Gib den Abschnitt des Textauszugs über Erinnerungskultur von „Ausführlich ging Wiedemann“ bis „Haltung zu formulieren.“ wortgetreu wieder.

Textauszug
>>
Wiedemann erinnerte daran, dass die Verbrechen der Kolonialmächte sich ereigneten, während in Nürnberg wegen Verbrechen gegen die Menschlichkeit verhandelt wurde. Wiedemann hob hervor, dass es in keiner Weise darum gehe, die Verbrechen des Holocausts zu relativieren. Aber das Wahrnehmen dieser Erfahrungen helfe zu verstehen, warum die für uns selbstverständliche Sicht, in der das Erinnern an die Judenvernichtung alles andere überlagert, andernorts nicht geteilt werde.
Ausführlich ging Wiedemann auch auf die Situation in Israel und Palästina ein und berichtete von jüdischen Israelis, die die Folge der Landbesetzung im Zuge der Staatsgründung kritisch werten. Wer so denke, sei in Israel ein „Dissident“. Doch auch in Deutschland gelte es, nicht nur jüdische und pro-israelische Stimmen hören, sondern auch der palästinensischen Community Gelegenheit zu geben, ihre Haltung zu formulieren.
<<
Rohdaten
>>
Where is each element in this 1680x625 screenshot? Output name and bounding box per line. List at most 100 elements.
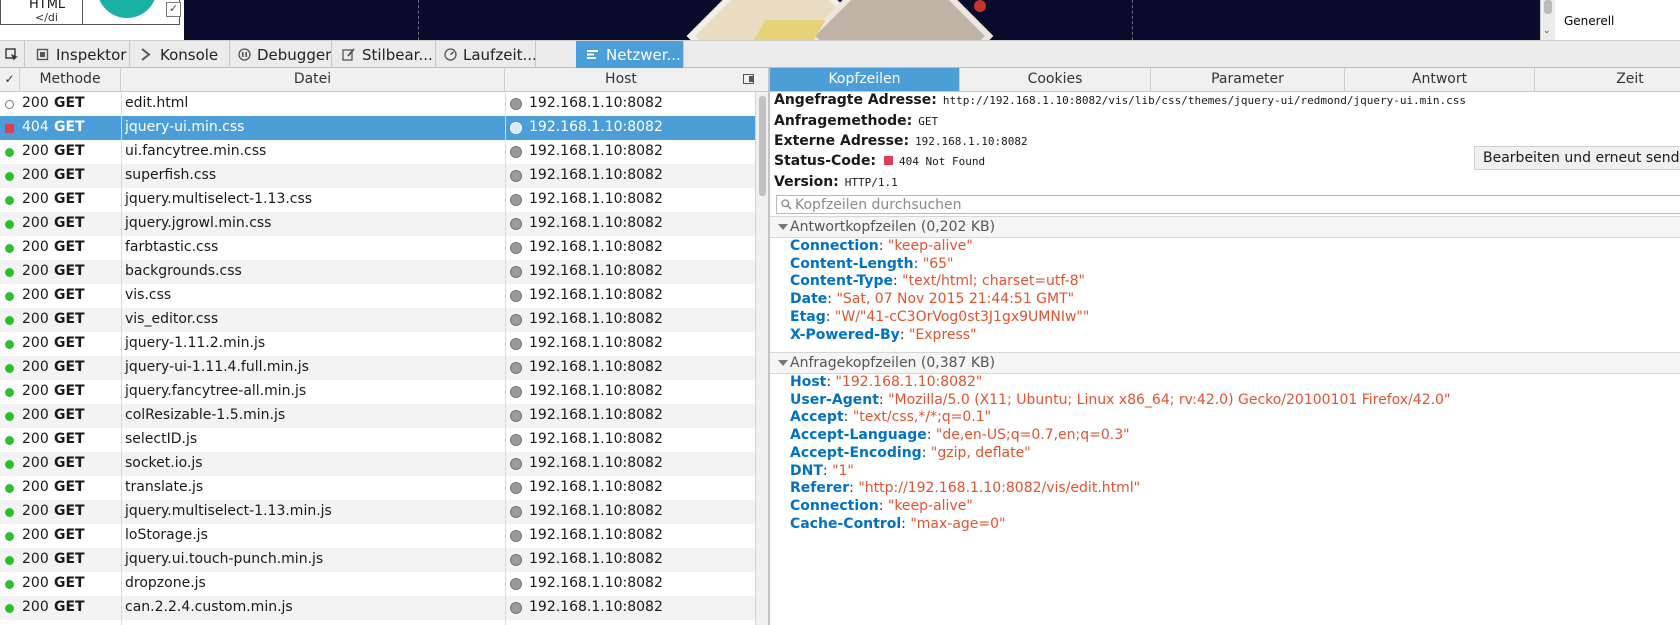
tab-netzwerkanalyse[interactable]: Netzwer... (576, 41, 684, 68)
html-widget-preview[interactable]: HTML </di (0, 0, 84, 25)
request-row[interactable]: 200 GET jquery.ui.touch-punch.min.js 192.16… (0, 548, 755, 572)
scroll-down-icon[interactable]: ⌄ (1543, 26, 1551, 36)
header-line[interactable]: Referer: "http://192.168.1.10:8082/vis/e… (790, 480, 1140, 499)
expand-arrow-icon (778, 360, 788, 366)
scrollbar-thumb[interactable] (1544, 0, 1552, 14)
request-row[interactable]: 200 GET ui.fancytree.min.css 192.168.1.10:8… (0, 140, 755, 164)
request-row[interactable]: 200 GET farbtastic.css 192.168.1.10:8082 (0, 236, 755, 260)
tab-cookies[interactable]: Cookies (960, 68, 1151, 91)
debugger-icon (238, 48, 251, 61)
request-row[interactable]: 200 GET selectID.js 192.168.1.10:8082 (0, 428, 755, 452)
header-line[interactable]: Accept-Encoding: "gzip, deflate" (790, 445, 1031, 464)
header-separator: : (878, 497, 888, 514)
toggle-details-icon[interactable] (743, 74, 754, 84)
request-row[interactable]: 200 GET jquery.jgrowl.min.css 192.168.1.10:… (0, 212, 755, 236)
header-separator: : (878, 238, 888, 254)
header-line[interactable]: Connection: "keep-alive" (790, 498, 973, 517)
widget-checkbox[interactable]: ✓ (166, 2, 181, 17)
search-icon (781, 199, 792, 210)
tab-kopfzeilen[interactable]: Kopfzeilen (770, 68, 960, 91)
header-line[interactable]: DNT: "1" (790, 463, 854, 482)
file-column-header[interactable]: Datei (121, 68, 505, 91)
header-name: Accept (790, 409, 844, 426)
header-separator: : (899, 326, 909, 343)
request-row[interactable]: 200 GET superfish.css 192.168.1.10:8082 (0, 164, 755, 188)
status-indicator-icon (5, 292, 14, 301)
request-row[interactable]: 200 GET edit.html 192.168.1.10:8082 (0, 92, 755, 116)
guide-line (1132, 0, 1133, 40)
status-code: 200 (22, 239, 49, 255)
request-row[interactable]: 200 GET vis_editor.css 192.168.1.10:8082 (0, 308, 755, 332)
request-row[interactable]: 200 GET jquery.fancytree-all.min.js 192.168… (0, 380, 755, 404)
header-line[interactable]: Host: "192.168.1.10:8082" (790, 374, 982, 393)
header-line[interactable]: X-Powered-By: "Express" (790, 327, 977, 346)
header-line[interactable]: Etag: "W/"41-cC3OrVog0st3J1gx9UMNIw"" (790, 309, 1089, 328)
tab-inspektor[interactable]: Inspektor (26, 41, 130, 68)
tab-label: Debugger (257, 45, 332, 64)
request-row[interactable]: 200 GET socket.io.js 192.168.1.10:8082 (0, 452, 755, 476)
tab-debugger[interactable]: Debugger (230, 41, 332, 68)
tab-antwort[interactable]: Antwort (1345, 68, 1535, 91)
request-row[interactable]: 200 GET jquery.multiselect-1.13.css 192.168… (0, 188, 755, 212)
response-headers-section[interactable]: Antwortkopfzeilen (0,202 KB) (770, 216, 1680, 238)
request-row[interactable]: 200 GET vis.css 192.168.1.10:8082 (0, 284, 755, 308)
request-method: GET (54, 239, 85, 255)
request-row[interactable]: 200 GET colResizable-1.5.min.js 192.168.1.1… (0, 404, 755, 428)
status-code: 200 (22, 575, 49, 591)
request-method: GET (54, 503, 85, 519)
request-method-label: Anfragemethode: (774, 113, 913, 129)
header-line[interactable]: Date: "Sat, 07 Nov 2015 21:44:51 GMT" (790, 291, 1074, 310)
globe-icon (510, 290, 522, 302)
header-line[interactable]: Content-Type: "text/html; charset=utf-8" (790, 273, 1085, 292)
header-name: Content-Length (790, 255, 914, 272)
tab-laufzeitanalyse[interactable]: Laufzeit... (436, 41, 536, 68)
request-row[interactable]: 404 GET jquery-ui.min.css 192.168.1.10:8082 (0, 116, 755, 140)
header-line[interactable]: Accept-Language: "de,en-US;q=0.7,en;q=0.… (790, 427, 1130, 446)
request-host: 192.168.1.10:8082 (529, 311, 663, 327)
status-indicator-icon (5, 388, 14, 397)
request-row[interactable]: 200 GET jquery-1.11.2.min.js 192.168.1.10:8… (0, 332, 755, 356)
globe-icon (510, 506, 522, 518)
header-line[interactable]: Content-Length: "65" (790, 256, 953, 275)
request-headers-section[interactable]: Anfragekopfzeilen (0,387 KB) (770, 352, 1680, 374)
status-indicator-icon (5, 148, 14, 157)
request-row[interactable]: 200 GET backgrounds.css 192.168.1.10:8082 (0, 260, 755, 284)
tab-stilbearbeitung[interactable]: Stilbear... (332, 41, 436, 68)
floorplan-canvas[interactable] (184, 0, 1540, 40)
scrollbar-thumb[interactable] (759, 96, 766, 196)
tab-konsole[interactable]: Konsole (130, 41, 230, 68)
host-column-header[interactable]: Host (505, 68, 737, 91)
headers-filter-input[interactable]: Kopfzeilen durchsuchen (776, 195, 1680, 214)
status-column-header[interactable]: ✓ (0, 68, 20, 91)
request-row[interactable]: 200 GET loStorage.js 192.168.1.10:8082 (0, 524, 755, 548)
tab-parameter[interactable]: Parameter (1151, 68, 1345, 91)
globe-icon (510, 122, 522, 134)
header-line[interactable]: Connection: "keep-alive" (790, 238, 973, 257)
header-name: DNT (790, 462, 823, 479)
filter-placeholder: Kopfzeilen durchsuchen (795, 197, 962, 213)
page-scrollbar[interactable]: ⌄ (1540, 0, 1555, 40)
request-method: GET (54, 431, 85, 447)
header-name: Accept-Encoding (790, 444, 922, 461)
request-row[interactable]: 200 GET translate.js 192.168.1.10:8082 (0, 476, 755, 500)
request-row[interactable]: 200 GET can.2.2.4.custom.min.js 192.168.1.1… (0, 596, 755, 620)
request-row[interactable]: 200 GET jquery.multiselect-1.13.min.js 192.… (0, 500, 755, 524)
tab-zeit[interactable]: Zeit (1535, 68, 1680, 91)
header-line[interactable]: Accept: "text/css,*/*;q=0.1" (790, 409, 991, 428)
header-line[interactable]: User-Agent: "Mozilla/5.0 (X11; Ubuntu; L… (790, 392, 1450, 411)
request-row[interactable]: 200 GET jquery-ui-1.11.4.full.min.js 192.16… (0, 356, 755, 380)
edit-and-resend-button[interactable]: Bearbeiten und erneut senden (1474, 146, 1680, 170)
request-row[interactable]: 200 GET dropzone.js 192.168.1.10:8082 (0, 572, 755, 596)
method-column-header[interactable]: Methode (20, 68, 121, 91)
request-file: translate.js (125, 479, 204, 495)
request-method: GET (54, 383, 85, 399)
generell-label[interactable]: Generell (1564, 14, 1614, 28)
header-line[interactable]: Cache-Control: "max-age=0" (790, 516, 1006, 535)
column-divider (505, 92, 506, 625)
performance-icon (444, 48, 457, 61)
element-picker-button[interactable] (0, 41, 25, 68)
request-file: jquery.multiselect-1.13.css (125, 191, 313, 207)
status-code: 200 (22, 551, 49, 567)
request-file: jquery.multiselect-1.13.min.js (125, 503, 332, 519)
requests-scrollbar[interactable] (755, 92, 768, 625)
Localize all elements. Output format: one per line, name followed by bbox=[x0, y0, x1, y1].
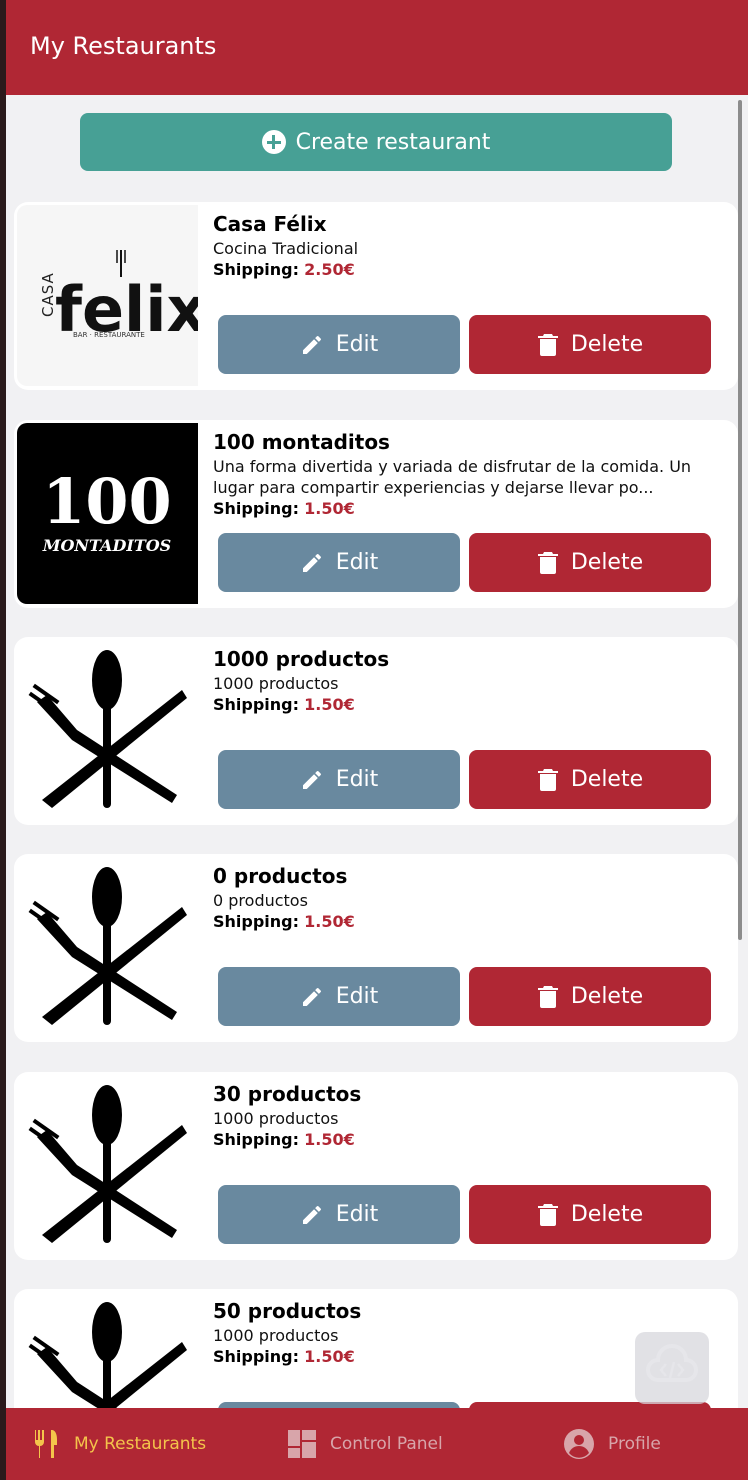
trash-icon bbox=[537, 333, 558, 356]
<<
Ergebnis unten
Ausführlich ging Wiedemann auch auf die Situation in Israel und Palästina ein und berichtete von jüdischen Israelis, die die Folge der Landbesetzung im Zuge der Staatsgründung kritisch werten. Wer so denke, sei in Israel ein „Dissident“. Doch auch in Deutschland gelte es, nicht nur jüdische und pro-israelische Stimmen hören, sondern auch der palästinensischen Community Gelegenheit zu geben, ihre Haltung zu formulieren.